Data for review Start Marker

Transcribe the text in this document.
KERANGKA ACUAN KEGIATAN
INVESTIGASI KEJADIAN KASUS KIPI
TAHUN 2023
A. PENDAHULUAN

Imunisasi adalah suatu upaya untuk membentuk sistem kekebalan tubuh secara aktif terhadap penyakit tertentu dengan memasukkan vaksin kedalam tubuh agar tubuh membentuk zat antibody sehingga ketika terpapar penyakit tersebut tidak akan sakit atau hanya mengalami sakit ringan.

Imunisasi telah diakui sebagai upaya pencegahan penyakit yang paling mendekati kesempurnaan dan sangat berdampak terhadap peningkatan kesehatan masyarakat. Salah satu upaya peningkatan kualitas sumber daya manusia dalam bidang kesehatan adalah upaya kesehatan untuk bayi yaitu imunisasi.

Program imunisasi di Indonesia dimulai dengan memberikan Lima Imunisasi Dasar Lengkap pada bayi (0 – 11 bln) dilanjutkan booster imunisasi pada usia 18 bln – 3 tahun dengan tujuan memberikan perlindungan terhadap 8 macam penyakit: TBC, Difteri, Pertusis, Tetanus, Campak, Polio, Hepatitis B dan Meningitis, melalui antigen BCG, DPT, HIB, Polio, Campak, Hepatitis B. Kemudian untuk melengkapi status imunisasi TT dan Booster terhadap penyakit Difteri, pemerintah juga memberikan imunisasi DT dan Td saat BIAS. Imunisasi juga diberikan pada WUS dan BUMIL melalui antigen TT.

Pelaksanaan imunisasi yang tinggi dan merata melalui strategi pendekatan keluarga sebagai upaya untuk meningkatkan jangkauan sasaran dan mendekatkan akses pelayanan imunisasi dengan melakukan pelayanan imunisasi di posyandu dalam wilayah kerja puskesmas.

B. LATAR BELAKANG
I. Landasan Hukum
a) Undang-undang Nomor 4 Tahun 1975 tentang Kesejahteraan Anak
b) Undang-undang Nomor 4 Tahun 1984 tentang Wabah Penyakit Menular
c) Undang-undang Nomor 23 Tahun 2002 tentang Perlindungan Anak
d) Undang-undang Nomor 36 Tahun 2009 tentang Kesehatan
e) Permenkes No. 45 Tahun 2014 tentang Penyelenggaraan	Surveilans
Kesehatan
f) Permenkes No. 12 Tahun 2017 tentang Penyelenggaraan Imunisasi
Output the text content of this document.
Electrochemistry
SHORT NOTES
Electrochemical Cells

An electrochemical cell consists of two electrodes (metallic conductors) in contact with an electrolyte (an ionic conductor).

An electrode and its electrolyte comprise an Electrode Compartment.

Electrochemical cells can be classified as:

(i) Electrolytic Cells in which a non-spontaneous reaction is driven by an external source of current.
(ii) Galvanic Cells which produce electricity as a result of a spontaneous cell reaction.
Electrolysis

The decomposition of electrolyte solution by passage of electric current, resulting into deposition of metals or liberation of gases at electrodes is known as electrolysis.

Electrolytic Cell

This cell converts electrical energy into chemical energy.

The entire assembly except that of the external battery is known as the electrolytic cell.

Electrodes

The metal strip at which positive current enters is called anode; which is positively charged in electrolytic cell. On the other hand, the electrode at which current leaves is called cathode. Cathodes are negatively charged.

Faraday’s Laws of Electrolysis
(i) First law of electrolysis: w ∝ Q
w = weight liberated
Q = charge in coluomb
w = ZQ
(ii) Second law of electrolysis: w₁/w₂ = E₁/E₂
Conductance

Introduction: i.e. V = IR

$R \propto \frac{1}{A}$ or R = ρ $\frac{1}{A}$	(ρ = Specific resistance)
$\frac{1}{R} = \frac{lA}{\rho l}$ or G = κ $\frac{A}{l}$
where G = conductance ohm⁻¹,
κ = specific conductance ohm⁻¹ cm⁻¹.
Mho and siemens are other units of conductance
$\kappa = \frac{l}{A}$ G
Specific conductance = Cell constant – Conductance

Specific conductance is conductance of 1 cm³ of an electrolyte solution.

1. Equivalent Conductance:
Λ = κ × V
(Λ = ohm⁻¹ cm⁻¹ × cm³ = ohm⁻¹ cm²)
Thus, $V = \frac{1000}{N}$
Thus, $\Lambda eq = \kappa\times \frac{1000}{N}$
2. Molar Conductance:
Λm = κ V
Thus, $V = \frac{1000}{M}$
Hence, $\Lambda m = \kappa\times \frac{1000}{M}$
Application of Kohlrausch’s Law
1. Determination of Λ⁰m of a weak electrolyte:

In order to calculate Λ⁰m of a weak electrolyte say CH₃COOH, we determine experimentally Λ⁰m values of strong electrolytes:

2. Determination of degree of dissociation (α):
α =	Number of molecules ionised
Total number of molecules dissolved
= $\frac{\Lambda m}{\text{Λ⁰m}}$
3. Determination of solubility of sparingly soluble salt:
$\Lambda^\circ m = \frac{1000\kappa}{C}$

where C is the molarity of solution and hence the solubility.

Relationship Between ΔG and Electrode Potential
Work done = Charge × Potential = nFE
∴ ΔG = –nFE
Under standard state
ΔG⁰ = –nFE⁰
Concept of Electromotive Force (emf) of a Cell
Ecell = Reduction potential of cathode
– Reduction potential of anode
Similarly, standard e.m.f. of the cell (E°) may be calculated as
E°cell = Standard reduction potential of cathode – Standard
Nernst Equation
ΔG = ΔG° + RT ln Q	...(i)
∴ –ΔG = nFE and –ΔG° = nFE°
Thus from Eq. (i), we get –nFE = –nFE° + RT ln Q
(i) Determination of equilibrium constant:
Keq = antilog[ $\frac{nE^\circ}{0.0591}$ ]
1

Data for review End Marker

**Requirement:** Which lines of the entries contain "Determination"? Count them and write only the number.

**Answer to the problem:** 4